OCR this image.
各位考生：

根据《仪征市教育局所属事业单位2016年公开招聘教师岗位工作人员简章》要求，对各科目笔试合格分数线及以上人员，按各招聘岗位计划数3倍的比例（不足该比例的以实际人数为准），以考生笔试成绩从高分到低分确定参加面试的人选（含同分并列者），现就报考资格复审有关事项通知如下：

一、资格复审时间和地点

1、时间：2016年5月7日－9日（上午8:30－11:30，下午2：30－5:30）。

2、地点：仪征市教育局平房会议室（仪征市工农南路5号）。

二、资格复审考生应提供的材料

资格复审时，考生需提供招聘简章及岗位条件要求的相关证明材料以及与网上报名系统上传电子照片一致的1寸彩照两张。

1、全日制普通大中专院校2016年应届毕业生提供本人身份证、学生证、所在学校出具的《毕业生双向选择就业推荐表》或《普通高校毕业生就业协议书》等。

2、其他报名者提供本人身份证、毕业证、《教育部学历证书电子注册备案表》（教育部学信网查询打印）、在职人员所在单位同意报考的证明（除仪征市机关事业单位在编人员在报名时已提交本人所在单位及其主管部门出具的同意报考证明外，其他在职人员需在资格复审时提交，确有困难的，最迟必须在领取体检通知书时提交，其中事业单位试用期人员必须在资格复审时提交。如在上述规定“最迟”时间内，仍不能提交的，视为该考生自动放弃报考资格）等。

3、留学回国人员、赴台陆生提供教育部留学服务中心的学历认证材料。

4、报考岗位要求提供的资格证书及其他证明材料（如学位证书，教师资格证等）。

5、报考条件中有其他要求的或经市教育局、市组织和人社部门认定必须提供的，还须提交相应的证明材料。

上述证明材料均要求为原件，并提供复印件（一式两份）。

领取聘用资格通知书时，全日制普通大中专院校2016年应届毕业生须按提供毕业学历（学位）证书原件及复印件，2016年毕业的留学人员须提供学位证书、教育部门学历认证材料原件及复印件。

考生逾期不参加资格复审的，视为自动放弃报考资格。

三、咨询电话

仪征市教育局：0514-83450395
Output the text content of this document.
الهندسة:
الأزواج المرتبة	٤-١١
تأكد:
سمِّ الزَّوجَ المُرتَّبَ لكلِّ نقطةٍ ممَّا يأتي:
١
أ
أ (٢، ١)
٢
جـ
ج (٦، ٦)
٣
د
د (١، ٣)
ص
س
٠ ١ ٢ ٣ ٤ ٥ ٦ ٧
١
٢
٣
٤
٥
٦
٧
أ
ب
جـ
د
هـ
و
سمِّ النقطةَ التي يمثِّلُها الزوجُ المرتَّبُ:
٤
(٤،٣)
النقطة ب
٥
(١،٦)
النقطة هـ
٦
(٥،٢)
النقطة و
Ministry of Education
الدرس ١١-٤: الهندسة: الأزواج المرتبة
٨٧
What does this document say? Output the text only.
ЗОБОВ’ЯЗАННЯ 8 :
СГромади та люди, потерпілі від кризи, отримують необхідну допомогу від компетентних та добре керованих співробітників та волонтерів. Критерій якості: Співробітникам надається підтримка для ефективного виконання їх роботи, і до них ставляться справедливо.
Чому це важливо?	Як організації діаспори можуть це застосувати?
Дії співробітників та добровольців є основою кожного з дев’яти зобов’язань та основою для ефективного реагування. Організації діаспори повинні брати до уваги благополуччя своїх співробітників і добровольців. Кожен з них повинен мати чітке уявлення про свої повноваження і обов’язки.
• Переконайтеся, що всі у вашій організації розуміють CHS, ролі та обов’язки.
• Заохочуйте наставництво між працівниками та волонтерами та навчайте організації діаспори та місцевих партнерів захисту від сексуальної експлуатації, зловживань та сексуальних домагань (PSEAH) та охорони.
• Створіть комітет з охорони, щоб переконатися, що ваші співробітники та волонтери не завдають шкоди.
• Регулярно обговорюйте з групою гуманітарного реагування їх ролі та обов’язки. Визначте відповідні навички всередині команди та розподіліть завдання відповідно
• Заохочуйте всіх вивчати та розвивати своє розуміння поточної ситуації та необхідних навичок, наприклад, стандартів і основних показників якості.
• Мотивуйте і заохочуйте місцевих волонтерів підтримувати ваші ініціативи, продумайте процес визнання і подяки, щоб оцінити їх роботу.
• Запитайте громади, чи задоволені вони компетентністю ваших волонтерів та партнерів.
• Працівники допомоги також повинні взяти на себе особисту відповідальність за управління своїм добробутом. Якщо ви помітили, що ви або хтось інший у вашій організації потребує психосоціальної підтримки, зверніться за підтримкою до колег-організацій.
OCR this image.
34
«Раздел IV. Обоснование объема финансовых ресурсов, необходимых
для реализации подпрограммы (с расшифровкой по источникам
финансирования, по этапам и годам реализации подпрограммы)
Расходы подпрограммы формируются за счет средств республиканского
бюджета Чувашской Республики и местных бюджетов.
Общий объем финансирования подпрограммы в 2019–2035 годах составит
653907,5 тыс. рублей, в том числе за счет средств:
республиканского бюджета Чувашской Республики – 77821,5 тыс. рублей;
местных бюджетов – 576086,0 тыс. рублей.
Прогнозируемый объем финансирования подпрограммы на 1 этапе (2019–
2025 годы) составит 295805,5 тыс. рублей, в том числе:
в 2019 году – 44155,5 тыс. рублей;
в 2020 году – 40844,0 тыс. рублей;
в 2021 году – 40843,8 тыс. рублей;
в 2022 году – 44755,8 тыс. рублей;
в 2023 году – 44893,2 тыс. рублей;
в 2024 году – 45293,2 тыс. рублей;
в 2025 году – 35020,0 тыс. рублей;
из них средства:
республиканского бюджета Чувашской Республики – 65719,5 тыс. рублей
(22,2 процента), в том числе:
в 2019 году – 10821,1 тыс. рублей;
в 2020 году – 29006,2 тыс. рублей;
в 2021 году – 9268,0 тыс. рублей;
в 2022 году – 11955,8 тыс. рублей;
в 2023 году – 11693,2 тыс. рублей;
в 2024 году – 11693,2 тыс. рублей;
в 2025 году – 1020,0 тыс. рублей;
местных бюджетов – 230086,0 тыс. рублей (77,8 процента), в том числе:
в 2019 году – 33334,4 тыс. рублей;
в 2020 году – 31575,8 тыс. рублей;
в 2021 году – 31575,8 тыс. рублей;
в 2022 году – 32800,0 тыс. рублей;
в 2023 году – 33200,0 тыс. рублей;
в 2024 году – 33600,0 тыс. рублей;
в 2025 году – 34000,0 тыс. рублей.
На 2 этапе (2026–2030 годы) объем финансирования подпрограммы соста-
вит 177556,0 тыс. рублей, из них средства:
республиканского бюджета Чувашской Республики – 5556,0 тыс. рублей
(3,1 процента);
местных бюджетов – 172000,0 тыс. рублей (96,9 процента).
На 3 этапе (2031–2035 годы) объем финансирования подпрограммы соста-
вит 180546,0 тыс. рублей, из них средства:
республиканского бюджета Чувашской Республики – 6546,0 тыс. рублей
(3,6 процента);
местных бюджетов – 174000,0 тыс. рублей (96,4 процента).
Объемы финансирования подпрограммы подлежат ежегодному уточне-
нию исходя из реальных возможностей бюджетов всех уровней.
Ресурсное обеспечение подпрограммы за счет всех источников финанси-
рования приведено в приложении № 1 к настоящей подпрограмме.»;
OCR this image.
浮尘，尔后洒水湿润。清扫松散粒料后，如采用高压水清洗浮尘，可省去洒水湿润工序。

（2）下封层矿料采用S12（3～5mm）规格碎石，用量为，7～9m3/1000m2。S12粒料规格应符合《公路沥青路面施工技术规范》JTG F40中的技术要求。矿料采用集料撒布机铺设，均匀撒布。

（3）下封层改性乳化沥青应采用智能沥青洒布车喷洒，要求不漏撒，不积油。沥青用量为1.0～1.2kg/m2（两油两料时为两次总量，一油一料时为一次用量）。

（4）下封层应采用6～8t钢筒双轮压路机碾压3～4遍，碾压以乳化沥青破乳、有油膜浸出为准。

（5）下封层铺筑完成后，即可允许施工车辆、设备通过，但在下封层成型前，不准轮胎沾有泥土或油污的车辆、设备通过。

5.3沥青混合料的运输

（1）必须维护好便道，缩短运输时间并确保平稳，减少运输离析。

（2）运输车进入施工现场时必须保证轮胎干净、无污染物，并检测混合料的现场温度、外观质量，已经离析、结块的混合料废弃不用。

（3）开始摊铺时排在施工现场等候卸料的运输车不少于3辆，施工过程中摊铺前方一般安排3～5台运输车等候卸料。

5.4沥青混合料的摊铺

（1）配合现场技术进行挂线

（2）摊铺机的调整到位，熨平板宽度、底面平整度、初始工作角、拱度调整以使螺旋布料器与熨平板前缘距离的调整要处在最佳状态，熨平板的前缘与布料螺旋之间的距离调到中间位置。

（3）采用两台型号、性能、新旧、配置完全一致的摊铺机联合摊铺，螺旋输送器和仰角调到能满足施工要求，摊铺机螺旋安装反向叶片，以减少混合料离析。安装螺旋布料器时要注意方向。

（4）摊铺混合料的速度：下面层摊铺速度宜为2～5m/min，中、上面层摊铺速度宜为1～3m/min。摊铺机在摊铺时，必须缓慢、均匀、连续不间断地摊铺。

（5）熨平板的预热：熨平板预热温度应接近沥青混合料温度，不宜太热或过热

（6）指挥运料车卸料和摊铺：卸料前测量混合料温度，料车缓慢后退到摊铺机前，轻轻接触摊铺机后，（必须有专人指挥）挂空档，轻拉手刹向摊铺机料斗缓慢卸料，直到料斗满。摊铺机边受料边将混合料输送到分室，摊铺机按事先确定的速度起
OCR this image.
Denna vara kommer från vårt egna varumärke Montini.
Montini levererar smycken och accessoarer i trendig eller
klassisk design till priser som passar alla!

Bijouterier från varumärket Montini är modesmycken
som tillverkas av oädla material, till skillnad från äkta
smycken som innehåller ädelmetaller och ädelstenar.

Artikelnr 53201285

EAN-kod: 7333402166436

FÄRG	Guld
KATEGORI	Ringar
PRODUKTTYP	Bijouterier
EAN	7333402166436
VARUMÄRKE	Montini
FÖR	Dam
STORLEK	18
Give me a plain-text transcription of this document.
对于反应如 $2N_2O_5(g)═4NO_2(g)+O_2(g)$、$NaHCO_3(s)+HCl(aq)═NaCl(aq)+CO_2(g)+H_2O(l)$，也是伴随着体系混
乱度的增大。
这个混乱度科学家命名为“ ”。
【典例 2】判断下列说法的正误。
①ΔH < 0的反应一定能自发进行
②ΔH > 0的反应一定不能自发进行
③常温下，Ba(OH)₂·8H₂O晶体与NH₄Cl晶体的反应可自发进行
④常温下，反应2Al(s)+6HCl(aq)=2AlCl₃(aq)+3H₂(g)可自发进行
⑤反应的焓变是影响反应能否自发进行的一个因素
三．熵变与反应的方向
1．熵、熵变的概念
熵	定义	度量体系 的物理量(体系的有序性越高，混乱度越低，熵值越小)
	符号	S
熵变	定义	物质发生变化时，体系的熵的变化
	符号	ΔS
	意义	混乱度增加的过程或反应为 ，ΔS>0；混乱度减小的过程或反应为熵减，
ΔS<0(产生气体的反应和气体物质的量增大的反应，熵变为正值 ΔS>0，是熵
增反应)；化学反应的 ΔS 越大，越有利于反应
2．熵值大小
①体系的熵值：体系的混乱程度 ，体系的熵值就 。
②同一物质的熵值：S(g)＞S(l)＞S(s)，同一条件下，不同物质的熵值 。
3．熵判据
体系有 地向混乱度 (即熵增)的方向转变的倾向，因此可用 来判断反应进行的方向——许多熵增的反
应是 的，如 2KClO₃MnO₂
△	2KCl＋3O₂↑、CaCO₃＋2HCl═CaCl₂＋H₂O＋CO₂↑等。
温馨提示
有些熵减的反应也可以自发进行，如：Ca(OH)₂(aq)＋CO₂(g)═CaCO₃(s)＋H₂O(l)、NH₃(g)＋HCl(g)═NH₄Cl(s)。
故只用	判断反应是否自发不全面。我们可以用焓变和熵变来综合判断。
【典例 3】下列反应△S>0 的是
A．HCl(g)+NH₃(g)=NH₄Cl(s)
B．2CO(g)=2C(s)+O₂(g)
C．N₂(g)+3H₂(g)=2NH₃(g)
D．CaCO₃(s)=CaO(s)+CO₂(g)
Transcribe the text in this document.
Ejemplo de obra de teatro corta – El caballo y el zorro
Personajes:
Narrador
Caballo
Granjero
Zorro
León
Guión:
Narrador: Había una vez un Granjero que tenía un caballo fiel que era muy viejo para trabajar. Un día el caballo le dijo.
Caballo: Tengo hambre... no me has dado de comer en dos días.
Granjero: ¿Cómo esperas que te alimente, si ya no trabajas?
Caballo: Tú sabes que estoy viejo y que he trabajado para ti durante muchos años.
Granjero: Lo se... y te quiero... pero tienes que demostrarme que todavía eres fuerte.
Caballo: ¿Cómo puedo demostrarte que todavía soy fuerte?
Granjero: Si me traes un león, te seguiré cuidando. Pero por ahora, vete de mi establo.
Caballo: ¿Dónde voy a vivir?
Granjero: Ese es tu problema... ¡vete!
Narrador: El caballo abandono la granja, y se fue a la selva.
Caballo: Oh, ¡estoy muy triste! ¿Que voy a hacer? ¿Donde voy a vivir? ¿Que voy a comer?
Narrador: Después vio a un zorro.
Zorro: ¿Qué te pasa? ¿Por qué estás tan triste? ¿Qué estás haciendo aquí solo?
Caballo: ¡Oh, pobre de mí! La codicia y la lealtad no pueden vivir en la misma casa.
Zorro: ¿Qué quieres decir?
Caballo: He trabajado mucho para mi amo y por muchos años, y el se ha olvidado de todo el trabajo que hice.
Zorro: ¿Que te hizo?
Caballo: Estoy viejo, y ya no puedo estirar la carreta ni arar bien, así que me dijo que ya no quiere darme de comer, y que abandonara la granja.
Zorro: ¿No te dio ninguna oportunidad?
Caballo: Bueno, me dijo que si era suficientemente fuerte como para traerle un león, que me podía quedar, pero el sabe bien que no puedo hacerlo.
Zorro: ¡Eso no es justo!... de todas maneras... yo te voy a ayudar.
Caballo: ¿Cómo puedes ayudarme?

* _Instructions for the task_
Check every line of the data, and copy the ones that contain "años".

* _Answer to this problem_
Caballo: Tú sabes que estoy viejo y que he trabajado para ti durante muchos años.
Caballo: He trabajado mucho para mi amo y por muchos años, y el se ha olvidado de todo el trabajo que hice.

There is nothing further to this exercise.